--- Start Material shown ---
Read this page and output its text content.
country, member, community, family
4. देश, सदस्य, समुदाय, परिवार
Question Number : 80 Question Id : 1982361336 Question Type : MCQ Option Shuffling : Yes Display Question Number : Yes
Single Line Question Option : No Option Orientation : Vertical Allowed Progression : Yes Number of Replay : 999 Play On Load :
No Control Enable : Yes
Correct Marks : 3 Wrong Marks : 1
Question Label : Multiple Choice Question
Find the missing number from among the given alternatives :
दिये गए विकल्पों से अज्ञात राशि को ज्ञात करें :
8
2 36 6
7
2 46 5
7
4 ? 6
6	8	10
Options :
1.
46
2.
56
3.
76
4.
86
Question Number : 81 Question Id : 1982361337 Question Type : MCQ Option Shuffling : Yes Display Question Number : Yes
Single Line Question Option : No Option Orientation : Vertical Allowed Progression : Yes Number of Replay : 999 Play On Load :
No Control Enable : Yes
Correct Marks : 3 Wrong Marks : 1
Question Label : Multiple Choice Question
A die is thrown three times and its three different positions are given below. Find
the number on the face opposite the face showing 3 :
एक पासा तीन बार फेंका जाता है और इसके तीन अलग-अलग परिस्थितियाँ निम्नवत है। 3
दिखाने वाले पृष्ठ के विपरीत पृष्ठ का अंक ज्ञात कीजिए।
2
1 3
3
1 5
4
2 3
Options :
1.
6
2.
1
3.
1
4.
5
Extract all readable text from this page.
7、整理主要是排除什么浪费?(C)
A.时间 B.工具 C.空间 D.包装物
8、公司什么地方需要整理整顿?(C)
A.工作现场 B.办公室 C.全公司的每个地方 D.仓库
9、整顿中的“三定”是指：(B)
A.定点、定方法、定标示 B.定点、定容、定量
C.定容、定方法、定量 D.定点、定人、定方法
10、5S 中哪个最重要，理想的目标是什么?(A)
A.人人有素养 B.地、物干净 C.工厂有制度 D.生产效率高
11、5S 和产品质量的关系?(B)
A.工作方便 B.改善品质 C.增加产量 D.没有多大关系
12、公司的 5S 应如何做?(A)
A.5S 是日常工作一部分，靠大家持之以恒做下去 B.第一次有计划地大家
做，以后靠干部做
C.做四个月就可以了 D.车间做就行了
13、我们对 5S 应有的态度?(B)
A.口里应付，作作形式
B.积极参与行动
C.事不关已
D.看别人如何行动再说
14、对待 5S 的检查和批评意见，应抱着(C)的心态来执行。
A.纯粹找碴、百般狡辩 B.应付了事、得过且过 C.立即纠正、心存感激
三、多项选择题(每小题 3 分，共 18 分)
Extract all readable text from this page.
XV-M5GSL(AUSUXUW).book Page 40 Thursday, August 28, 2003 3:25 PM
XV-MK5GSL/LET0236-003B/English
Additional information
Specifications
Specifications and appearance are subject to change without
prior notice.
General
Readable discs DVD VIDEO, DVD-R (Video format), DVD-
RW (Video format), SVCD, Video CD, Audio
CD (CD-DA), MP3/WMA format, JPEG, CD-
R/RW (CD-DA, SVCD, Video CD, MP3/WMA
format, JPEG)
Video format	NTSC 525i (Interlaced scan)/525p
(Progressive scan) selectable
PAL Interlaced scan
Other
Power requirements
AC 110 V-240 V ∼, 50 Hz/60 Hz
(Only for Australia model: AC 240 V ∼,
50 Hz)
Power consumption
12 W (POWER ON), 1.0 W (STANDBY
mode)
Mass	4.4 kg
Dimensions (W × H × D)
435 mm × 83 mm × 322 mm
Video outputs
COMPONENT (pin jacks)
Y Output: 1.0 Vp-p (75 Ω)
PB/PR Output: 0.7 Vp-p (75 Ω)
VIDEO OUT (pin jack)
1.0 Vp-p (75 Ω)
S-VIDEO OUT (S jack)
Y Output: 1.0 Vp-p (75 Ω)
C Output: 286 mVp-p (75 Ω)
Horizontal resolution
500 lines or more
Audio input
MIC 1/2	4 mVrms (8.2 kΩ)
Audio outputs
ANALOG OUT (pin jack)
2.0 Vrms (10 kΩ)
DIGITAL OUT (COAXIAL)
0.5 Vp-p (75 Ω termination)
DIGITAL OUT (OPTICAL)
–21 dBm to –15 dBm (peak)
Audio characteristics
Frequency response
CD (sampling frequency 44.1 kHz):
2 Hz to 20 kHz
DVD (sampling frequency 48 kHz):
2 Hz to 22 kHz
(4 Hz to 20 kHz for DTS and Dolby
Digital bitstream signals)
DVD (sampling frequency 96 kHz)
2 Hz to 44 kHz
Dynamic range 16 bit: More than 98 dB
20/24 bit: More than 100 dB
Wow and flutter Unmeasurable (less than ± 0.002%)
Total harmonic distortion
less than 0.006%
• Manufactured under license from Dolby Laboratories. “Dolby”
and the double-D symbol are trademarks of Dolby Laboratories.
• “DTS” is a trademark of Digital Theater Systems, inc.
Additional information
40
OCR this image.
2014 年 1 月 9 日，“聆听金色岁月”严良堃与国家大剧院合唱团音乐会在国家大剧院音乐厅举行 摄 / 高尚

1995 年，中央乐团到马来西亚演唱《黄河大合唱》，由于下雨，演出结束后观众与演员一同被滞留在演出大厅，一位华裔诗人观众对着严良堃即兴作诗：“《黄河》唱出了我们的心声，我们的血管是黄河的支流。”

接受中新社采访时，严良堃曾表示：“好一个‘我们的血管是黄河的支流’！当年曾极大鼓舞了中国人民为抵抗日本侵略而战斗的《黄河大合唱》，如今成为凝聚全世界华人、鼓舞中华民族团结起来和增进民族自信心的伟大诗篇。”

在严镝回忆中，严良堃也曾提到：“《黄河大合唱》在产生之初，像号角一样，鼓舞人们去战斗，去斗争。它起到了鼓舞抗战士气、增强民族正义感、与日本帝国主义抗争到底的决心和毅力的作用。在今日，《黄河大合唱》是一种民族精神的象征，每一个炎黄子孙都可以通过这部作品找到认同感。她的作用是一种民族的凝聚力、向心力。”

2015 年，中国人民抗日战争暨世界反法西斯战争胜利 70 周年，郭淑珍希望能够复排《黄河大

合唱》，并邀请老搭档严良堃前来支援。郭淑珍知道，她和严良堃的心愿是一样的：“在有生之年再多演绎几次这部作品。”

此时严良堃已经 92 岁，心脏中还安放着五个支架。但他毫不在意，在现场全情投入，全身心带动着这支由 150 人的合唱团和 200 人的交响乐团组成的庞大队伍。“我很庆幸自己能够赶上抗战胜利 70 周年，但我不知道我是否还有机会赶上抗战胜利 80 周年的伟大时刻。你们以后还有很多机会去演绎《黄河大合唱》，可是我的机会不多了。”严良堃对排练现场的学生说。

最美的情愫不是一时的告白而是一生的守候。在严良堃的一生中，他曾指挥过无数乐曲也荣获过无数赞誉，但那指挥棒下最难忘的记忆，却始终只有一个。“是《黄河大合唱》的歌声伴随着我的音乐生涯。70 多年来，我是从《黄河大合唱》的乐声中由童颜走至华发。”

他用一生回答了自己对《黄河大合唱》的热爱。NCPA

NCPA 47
--- End Material shown ---
→ What the exercise asks
Return, word for word, every line from the line with "OCR this image." to the final line of the data.

→ Full solution
OCR this image.
2014 年 1 月 9 日，“聆听金色岁月”严良堃与国家大剧院合唱团音乐会在国家大剧院音乐厅举行 摄 / 高尚

1995 年，中央乐团到马来西亚演唱《黄河大合唱》，由于下雨，演出结束后观众与演员一同被滞留在演出大厅，一位华裔诗人观众对着严良堃即兴作诗：“《黄河》唱出了我们的心声，我们的血管是黄河的支流。”

接受中新社采访时，严良堃曾表示：“好一个‘我们的血管是黄河的支流’！当年曾极大鼓舞了中国人民为抵抗日本侵略而战斗的《黄河大合唱》，如今成为凝聚全世界华人、鼓舞中华民族团结起来和增进民族自信心的伟大诗篇。”

在严镝回忆中，严良堃也曾提到：“《黄河大合唱》在产生之初，像号角一样，鼓舞人们去战斗，去斗争。它起到了鼓舞抗战士气、增强民族正义感、与日本帝国主义抗争到底的决心和毅力的作用。在今日，《黄河大合唱》是一种民族精神的象征，每一个炎黄子孙都可以通过这部作品找到认同感。她的作用是一种民族的凝聚力、向心力。”

2015 年，中国人民抗日战争暨世界反法西斯战争胜利 70 周年，郭淑珍希望能够复排《黄河大

合唱》，并邀请老搭档严良堃前来支援。郭淑珍知道，她和严良堃的心愿是一样的：“在有生之年再多演绎几次这部作品。”

此时严良堃已经 92 岁，心脏中还安放着五个支架。但他毫不在意，在现场全情投入，全身心带动着这支由 150 人的合唱团和 200 人的交响乐团组成的庞大队伍。“我很庆幸自己能够赶上抗战胜利 70 周年，但我不知道我是否还有机会赶上抗战胜利 80 周年的伟大时刻。你们以后还有很多机会去演绎《黄河大合唱》，可是我的机会不多了。”严良堃对排练现场的学生说。

最美的情愫不是一时的告白而是一生的守候。在严良堃的一生中，他曾指挥过无数乐曲也荣获过无数赞誉，但那指挥棒下最难忘的记忆，却始终只有一个。“是《黄河大合唱》的歌声伴随着我的音乐生涯。70 多年来，我是从《黄河大合唱》的乐声中由童颜走至华发。”

他用一生回答了自己对《黄河大合唱》的热爱。NCPA

NCPA 47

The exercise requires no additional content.